● **What you have to do**: Print every record below exactly as written.

● **Data to use**:
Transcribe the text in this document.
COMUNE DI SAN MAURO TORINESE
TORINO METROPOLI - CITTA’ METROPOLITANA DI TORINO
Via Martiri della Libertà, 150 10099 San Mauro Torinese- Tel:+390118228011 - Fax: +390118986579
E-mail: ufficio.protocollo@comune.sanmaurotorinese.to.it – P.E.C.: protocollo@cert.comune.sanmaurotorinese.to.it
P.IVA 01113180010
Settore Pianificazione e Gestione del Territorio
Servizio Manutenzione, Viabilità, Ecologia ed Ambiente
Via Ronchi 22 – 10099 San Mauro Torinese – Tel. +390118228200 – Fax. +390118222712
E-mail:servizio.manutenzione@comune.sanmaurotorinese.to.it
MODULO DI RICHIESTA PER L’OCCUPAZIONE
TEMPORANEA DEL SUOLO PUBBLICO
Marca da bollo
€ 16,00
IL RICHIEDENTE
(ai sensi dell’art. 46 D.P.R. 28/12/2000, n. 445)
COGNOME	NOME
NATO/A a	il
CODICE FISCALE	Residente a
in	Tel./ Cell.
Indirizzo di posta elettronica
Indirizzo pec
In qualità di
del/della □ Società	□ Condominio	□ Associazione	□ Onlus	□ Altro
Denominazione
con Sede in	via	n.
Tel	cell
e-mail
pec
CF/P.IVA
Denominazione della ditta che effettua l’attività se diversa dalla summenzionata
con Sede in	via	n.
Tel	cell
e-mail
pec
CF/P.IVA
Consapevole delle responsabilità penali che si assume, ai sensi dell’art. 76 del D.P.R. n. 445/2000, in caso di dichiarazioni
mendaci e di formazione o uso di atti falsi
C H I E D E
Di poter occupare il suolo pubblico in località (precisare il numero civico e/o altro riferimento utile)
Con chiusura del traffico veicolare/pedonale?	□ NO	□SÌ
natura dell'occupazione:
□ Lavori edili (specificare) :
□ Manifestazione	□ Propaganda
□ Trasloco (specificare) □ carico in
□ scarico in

● **Solution to this problem**:
Transcribe the text in this document.
COMUNE DI SAN MAURO TORINESE
TORINO METROPOLI - CITTA’ METROPOLITANA DI TORINO
Via Martiri della Libertà, 150 10099 San Mauro Torinese- Tel:+390118228011 - Fax: +390118986579
E-mail: ufficio.protocollo@comune.sanmaurotorinese.to.it – P.E.C.: protocollo@cert.comune.sanmaurotorinese.to.it
P.IVA 01113180010
Settore Pianificazione e Gestione del Territorio
Servizio Manutenzione, Viabilità, Ecologia ed Ambiente
Via Ronchi 22 – 10099 San Mauro Torinese – Tel. +390118228200 – Fax. +390118222712
E-mail:servizio.manutenzione@comune.sanmaurotorinese.to.it
MODULO DI RICHIESTA PER L’OCCUPAZIONE
TEMPORANEA DEL SUOLO PUBBLICO
Marca da bollo
€ 16,00
IL RICHIEDENTE
(ai sensi dell’art. 46 D.P.R. 28/12/2000, n. 445)
COGNOME	NOME
NATO/A a	il
CODICE FISCALE	Residente a
in	Tel./ Cell.
Indirizzo di posta elettronica
Indirizzo pec
In qualità di
del/della □ Società	□ Condominio	□ Associazione	□ Onlus	□ Altro
Denominazione
con Sede in	via	n.
Tel	cell
e-mail
pec
CF/P.IVA
Denominazione della ditta che effettua l’attività se diversa dalla summenzionata
con Sede in	via	n.
Tel	cell
e-mail
pec
CF/P.IVA
Consapevole delle responsabilità penali che si assume, ai sensi dell’art. 76 del D.P.R. n. 445/2000, in caso di dichiarazioni
mendaci e di formazione o uso di atti falsi
C H I E D E
Di poter occupare il suolo pubblico in località (precisare il numero civico e/o altro riferimento utile)
Con chiusura del traffico veicolare/pedonale?	□ NO	□SÌ
natura dell'occupazione:
□ Lavori edili (specificare) :
□ Manifestazione	□ Propaganda
□ Trasloco (specificare) □ carico in
□ scarico in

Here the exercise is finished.